— start SUPPLIED ENTRIES —
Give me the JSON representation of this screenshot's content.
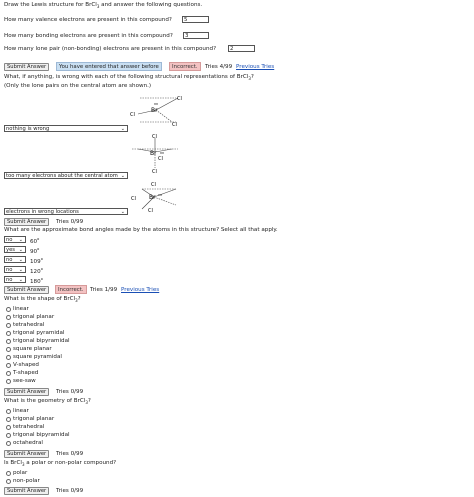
{
  "intro": {
    "pre": "Draw the Lewis structure for BrCl",
    "sub": "3",
    "post": " and answer the following questions."
  },
  "q1": {
    "label": "How many valence electrons are present in this compound?",
    "value": "5"
  },
  "q2": {
    "label": "How many bonding electrons are present in this compound?",
    "value": "3"
  },
  "q3": {
    "label": "How many lone pair (non-bonding) electrons are present in this compound?",
    "value": "2"
  },
  "submit_label": "Submit Answer",
  "feedback1": {
    "entered": "You have entered that answer before",
    "incorrect": "Incorrect.",
    "tries": "Tries 4/99",
    "prev": "Previous Tries"
  },
  "wrong_q": {
    "line1_pre": "What, if anything, is wrong with each of the following structural representations of BrCl",
    "line1_sub": "3",
    "line1_post": "?",
    "line2": "(Only the lone pairs on the central atom are shown.)"
  },
  "structures": {
    "atoms": {
      "br": "Br",
      "cl": "Cl"
    },
    "select1": "nothing is wrong",
    "select2": "too many electrons about the central atom",
    "select3": "electrons in wrong locations",
    "tries": "Tries 0/99"
  },
  "angles": {
    "question": "What are the approximate bond angles made by the atoms in this structure? Select all that apply.",
    "degree_symbol": "o",
    "items": [
      {
        "select": "no",
        "value": "60"
      },
      {
        "select": "yes",
        "value": "90"
      },
      {
        "select": "no",
        "value": "109"
      },
      {
        "select": "no",
        "value": "120"
      },
      {
        "select": "no",
        "value": "180"
      }
    ],
    "incorrect": "Incorrect.",
    "tries": "Tries 1/99",
    "prev": "Previous Tries"
  },
  "shape": {
    "q_pre": "What is the shape of BrCl",
    "q_sub": "3",
    "q_post": "?",
    "options": [
      "linear",
      "trigonal planar",
      "tetrahedral",
      "trigonal pyramidal",
      "trigonal bipyramidal",
      "square planar",
      "square pyramidal",
      "V-shaped",
      "T-shaped",
      "see-saw"
    ],
    "tries": "Tries 0/99"
  },
  "geometry": {
    "q_pre": "What is the geometry of BrCl",
    "q_sub": "3",
    "q_post": "?",
    "options": [
      "linear",
      "trigonal planar",
      "tetrahedral",
      "trigonal bipyramidal",
      "octahedral"
    ],
    "tries": "Tries 0/99"
  },
  "polarity": {
    "q_pre": "Is BrCl",
    "q_sub": "3",
    "q_post": " a polar or non-polar compound?",
    "options": [
      "polar",
      "non-polar"
    ],
    "tries": "Tries 0/99"
  }
}
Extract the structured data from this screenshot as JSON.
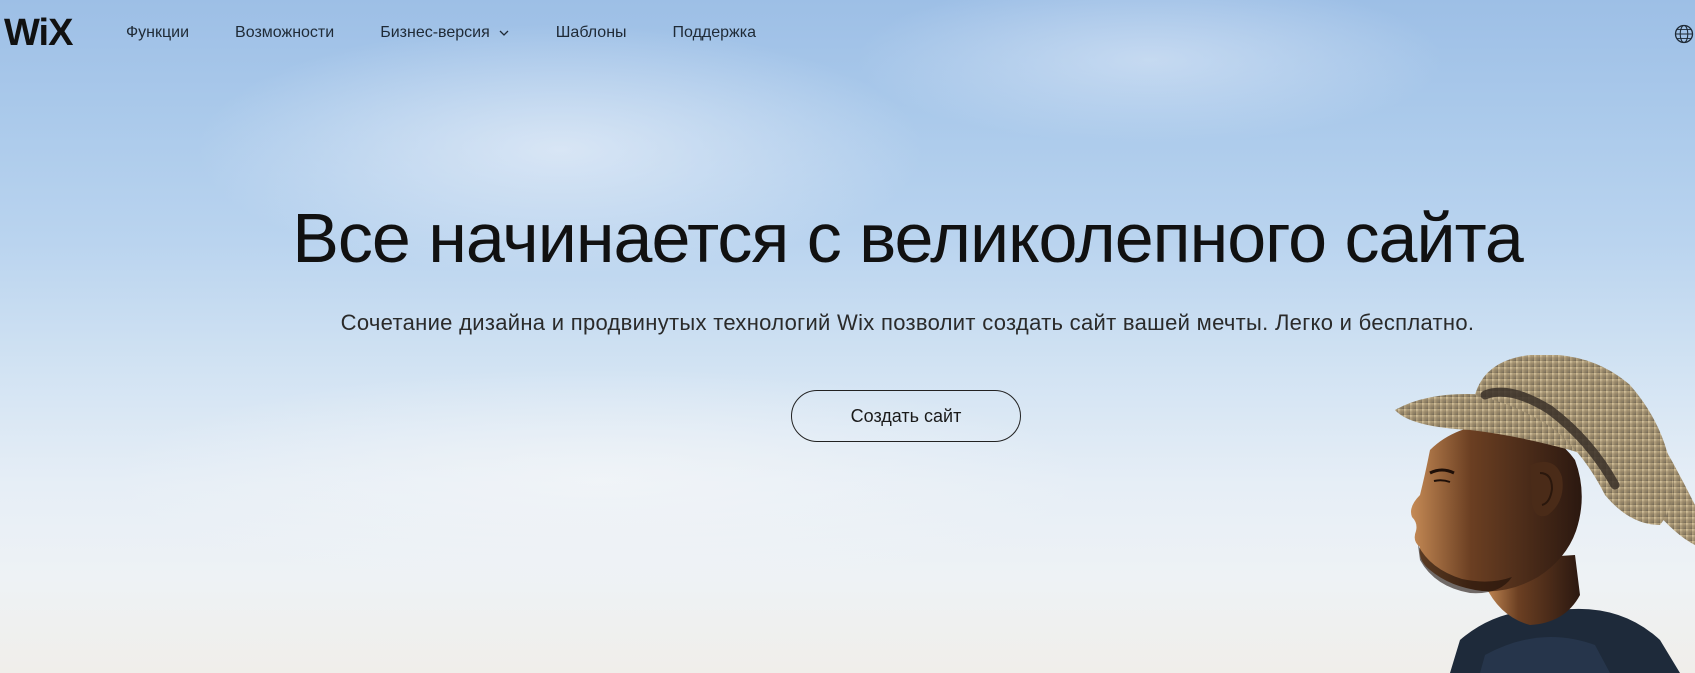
{
  "header": {
    "logo_text": "WiX",
    "nav": [
      {
        "label": "Функции",
        "has_dropdown": false
      },
      {
        "label": "Возможности",
        "has_dropdown": false
      },
      {
        "label": "Бизнес-версия",
        "has_dropdown": true
      },
      {
        "label": "Шаблоны",
        "has_dropdown": false
      },
      {
        "label": "Поддержка",
        "has_dropdown": false
      }
    ],
    "language_icon": "globe-icon"
  },
  "hero": {
    "title": "Все начинается с великолепного сайта",
    "subtitle": "Сочетание дизайна и продвинутых технологий Wix позволит создать сайт вашей мечты. Легко и бесплатно.",
    "cta_label": "Создать сайт",
    "image": "man-in-straw-hat-photo"
  },
  "colors": {
    "sky_top": "#9dbfe6",
    "sky_bottom": "#f0eeea",
    "text": "#111111"
  }
}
— end SUPPLIED ENTRIES —
REQUIRED TASK: Leave the pictures out, and transcribe each of the records exactly.

COMPLETE OUTPUT:
Give me the JSON representation of this screenshot's content.
{
  "intro": {
    "pre": "Draw the Lewis structure for BrCl",
    "sub": "3",
    "post": " and answer the following questions."
  },
  "q1": {
    "label": "How many valence electrons are present in this compound?",
    "value": "5"
  },
  "q2": {
    "label": "How many bonding electrons are present in this compound?",
    "value": "3"
  },
  "q3": {
    "label": "How many lone pair (non-bonding) electrons are present in this compound?",
    "value": "2"
  },
  "submit_label": "Submit Answer",
  "feedback1": {
    "entered": "You have entered that answer before",
    "incorrect": "Incorrect.",
    "tries": "Tries 4/99",
    "prev": "Previous Tries"
  },
  "wrong_q": {
    "line1_pre": "What, if anything, is wrong with each of the following structural representations of BrCl",
    "line1_sub": "3",
    "line1_post": "?",
    "line2": "(Only the lone pairs on the central atom are shown.)"
  },
  "structures": {
    "atoms": {
      "br": "Br",
      "cl": "Cl"
    },
    "select1": "nothing is wrong",
    "select2": "too many electrons about the central atom",
    "select3": "electrons in wrong locations",
    "tries": "Tries 0/99"
  },
  "angles": {
    "question": "What are the approximate bond angles made by the atoms in this structure? Select all that apply.",
    "degree_symbol": "o",
    "items": [
      {
        "select": "no",
        "value": "60"
      },
      {
        "select": "yes",
        "value": "90"
      },
      {
        "select": "no",
        "value": "109"
      },
      {
        "select": "no",
        "value": "120"
      },
      {
        "select": "no",
        "value": "180"
      }
    ],
    "incorrect": "Incorrect.",
    "tries": "Tries 1/99",
    "prev": "Previous Tries"
  },
  "shape": {
    "q_pre": "What is the shape of BrCl",
    "q_sub": "3",
    "q_post": "?",
    "options": [
      "linear",
      "trigonal planar",
      "tetrahedral",
      "trigonal pyramidal",
      "trigonal bipyramidal",
      "square planar",
      "square pyramidal",
      "V-shaped",
      "T-shaped",
      "see-saw"
    ],
    "tries": "Tries 0/99"
  },
  "geometry": {
    "q_pre": "What is the geometry of BrCl",
    "q_sub": "3",
    "q_post": "?",
    "options": [
      "linear",
      "trigonal planar",
      "tetrahedral",
      "trigonal bipyramidal",
      "octahedral"
    ],
    "tries": "Tries 0/99"
  },
  "polarity": {
    "q_pre": "Is BrCl",
    "q_sub": "3",
    "q_post": " a polar or non-polar compound?",
    "options": [
      "polar",
      "non-polar"
    ],
    "tries": "Tries 0/99"
  }
}
Extract the structured data from this screenshot as JSON.
{
  "header": {
    "logo_text": "WiX",
    "nav": [
      {
        "label": "Функции",
        "has_dropdown": false
      },
      {
        "label": "Возможности",
        "has_dropdown": false
      },
      {
        "label": "Бизнес-версия",
        "has_dropdown": true
      },
      {
        "label": "Шаблоны",
        "has_dropdown": false
      },
      {
        "label": "Поддержка",
        "has_dropdown": false
      }
    ],
    "language_icon": "globe-icon"
  },
  "hero": {
    "title": "Все начинается с великолепного сайта",
    "subtitle": "Сочетание дизайна и продвинутых технологий Wix позволит создать сайт вашей мечты. Легко и бесплатно.",
    "cta_label": "Создать сайт",
    "image": "man-in-straw-hat-photo"
  },
  "colors": {
    "sky_top": "#9dbfe6",
    "sky_bottom": "#f0eeea",
    "text": "#111111"
  }
}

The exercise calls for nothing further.